_The exercise_:
In the records below, count every line containing "more". Reply with the number only.

_Information provided_:
— start —

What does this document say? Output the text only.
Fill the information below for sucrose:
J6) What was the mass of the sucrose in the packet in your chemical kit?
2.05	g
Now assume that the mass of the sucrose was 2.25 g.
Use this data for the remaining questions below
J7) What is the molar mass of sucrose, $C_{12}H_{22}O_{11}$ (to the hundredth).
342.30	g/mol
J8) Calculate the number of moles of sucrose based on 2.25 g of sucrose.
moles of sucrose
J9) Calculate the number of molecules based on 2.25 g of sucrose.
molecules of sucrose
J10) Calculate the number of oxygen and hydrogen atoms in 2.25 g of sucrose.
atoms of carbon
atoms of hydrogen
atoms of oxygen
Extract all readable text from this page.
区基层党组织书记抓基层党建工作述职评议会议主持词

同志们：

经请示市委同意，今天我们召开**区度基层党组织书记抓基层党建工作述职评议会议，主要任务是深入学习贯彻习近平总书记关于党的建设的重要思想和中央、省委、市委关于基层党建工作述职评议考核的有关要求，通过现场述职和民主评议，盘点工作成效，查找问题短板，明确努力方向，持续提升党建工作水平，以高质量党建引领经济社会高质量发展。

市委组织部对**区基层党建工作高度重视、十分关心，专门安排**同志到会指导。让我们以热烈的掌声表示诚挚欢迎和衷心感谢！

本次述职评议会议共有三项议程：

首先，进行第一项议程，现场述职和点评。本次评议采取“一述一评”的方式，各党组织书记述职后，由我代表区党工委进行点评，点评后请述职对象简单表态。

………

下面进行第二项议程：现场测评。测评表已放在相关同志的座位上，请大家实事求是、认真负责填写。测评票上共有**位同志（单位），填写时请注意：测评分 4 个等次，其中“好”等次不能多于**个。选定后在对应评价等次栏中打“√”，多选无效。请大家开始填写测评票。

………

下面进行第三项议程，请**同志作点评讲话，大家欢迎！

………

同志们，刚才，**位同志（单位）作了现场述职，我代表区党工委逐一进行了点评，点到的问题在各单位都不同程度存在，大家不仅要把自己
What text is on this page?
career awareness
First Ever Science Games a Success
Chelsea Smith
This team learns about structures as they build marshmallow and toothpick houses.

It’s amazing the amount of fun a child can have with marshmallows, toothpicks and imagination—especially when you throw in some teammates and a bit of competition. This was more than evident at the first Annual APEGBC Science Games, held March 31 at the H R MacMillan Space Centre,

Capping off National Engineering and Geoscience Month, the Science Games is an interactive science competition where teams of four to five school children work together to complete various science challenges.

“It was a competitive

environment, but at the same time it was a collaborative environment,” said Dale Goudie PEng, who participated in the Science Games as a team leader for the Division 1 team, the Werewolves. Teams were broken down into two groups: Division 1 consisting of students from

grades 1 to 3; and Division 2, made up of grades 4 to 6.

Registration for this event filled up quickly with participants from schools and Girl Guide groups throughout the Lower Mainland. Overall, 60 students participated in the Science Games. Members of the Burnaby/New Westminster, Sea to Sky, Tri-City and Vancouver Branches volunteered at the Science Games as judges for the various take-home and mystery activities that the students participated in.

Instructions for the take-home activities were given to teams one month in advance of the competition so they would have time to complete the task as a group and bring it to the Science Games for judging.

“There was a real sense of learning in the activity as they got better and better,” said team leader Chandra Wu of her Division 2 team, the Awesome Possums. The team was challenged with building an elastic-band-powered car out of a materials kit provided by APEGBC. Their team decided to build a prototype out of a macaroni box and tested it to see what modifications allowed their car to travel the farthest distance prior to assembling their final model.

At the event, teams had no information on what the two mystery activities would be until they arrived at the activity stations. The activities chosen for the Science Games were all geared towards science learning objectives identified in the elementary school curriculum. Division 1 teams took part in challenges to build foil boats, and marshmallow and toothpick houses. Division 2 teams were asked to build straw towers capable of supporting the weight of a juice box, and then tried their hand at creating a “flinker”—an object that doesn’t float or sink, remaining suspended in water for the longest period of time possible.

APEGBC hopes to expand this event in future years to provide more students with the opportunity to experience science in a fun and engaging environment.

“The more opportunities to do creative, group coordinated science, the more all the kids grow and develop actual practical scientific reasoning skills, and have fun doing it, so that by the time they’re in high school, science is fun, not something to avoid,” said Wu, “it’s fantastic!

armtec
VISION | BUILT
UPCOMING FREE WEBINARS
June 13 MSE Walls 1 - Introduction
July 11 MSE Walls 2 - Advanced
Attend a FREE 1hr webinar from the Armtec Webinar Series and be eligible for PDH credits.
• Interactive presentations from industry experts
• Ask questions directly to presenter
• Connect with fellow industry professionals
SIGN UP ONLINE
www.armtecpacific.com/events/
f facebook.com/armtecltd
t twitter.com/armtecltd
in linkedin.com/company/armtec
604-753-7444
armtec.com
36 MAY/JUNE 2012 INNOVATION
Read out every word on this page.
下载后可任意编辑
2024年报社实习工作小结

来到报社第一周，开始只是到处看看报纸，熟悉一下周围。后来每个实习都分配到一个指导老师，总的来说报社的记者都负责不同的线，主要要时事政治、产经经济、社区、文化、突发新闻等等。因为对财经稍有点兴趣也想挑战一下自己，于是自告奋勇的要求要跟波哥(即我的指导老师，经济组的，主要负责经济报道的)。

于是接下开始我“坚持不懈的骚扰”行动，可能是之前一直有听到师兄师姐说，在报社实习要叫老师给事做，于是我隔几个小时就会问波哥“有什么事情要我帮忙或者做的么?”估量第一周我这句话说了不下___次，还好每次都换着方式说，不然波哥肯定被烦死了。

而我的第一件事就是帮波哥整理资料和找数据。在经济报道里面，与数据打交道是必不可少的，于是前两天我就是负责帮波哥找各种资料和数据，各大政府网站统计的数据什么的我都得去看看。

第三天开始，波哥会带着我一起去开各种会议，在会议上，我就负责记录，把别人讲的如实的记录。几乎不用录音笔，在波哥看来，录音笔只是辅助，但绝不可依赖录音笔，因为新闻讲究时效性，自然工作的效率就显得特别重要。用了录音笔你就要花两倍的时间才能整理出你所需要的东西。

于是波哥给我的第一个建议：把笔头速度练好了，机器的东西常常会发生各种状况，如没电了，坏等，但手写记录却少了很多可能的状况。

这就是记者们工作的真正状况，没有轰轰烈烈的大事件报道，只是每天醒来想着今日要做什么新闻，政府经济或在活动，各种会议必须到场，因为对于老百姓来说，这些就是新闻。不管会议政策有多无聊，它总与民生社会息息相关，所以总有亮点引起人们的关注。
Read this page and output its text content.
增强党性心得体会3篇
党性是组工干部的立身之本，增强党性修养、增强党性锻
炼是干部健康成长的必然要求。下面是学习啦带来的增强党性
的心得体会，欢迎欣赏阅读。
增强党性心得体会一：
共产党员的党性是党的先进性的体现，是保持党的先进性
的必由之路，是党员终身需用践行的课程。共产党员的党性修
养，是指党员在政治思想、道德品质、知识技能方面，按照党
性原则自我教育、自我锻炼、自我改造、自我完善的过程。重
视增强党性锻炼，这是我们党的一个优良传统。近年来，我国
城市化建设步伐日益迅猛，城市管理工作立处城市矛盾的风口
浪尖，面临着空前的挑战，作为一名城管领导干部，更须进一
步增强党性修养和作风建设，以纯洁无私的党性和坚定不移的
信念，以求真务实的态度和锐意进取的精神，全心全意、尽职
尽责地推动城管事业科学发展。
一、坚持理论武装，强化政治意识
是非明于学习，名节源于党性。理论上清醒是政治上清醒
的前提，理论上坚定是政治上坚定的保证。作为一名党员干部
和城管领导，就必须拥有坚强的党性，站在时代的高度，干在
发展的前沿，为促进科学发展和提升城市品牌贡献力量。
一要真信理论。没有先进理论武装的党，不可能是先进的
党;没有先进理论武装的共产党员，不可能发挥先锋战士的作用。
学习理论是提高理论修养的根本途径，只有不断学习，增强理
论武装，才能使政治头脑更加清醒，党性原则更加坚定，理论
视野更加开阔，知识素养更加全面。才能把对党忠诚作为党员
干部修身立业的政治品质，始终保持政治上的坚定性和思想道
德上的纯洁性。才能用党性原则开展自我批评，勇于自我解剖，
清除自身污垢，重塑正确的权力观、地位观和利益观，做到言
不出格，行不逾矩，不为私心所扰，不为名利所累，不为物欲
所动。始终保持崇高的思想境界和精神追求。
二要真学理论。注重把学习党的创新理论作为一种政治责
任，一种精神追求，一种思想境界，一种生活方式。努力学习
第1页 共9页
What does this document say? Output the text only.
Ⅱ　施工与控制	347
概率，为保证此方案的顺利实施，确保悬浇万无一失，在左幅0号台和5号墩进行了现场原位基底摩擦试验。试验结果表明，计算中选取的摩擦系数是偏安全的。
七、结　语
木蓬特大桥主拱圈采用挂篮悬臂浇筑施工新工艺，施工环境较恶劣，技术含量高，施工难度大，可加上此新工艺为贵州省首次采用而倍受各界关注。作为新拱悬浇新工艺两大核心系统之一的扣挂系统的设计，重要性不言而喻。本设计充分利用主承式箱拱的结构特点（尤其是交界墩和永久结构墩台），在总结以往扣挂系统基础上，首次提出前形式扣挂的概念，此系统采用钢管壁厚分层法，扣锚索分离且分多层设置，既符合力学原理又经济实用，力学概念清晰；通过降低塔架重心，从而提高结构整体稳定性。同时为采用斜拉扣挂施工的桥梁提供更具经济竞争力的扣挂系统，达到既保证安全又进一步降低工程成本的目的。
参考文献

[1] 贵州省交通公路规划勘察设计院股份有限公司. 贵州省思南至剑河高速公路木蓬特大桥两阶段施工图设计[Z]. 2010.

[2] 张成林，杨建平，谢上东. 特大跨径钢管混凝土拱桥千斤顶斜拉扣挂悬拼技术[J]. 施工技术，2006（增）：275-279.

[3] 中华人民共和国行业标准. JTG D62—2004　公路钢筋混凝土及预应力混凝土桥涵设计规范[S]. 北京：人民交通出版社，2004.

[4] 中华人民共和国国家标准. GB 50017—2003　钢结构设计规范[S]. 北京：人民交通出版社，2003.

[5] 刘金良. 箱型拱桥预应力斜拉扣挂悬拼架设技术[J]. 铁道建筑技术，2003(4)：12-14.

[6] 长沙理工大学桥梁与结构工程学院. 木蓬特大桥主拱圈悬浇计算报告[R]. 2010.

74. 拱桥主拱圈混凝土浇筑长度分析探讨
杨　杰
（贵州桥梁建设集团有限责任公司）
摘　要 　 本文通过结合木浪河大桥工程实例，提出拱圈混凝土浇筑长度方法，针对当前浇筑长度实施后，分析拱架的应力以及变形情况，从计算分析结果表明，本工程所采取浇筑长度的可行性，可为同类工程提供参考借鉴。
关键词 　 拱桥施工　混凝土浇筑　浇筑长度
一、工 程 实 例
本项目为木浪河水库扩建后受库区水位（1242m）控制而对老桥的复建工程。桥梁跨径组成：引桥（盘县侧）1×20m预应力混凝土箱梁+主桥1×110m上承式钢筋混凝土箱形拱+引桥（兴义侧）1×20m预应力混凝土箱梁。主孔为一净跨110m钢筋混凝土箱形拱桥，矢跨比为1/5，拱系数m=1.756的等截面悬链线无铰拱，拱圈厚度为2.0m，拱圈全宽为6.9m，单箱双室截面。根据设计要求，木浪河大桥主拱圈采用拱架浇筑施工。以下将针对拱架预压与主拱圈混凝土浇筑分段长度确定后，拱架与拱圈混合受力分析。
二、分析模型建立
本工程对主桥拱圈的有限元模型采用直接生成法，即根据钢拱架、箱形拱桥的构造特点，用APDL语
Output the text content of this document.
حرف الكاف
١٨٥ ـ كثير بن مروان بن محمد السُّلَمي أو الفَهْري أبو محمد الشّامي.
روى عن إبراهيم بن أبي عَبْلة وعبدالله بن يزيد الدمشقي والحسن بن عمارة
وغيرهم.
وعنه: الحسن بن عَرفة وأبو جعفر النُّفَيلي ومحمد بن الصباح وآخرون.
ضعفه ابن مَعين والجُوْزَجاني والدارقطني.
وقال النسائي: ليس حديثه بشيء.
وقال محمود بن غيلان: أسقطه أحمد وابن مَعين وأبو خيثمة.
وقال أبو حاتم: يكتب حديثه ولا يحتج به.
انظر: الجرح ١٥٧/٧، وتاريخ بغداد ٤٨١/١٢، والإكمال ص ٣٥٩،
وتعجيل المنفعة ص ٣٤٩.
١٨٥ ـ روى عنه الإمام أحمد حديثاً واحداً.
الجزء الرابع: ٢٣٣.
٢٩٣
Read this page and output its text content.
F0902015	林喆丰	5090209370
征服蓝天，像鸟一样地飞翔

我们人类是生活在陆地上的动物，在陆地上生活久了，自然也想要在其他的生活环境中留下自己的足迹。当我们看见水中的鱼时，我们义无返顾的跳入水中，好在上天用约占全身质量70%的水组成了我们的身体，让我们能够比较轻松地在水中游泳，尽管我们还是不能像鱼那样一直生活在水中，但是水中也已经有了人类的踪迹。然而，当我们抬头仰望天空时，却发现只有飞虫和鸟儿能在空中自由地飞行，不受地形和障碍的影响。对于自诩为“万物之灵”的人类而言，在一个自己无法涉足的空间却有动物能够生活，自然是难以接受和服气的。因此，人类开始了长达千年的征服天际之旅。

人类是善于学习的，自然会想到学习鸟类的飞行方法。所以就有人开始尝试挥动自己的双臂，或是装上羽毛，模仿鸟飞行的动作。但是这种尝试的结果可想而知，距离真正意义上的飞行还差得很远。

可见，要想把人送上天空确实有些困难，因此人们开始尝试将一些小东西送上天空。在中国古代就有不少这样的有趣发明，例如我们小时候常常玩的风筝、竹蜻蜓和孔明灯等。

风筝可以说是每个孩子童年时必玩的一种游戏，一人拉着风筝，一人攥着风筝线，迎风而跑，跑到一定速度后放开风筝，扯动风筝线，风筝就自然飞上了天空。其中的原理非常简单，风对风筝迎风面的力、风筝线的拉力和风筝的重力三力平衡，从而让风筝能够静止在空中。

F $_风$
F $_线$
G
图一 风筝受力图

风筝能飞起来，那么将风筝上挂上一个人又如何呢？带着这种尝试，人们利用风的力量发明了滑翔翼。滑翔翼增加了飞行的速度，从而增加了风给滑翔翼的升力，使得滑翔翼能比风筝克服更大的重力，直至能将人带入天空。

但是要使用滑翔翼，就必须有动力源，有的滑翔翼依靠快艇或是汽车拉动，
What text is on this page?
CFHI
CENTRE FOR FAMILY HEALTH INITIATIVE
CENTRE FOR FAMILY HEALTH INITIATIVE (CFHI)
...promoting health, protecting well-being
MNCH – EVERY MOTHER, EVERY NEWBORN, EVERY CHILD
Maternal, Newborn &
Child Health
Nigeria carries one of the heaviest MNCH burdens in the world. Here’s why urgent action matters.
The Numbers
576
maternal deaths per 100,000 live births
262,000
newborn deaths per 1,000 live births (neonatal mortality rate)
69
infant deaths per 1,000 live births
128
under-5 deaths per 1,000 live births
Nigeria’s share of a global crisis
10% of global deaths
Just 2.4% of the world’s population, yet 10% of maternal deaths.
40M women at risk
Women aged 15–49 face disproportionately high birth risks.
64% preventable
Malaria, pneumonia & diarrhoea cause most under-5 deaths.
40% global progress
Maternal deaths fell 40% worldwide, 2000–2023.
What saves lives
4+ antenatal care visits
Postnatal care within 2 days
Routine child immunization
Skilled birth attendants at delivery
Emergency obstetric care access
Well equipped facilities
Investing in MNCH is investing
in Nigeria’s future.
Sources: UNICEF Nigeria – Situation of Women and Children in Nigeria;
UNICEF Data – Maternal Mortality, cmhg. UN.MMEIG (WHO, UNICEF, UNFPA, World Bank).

— end —

_Reply_:
3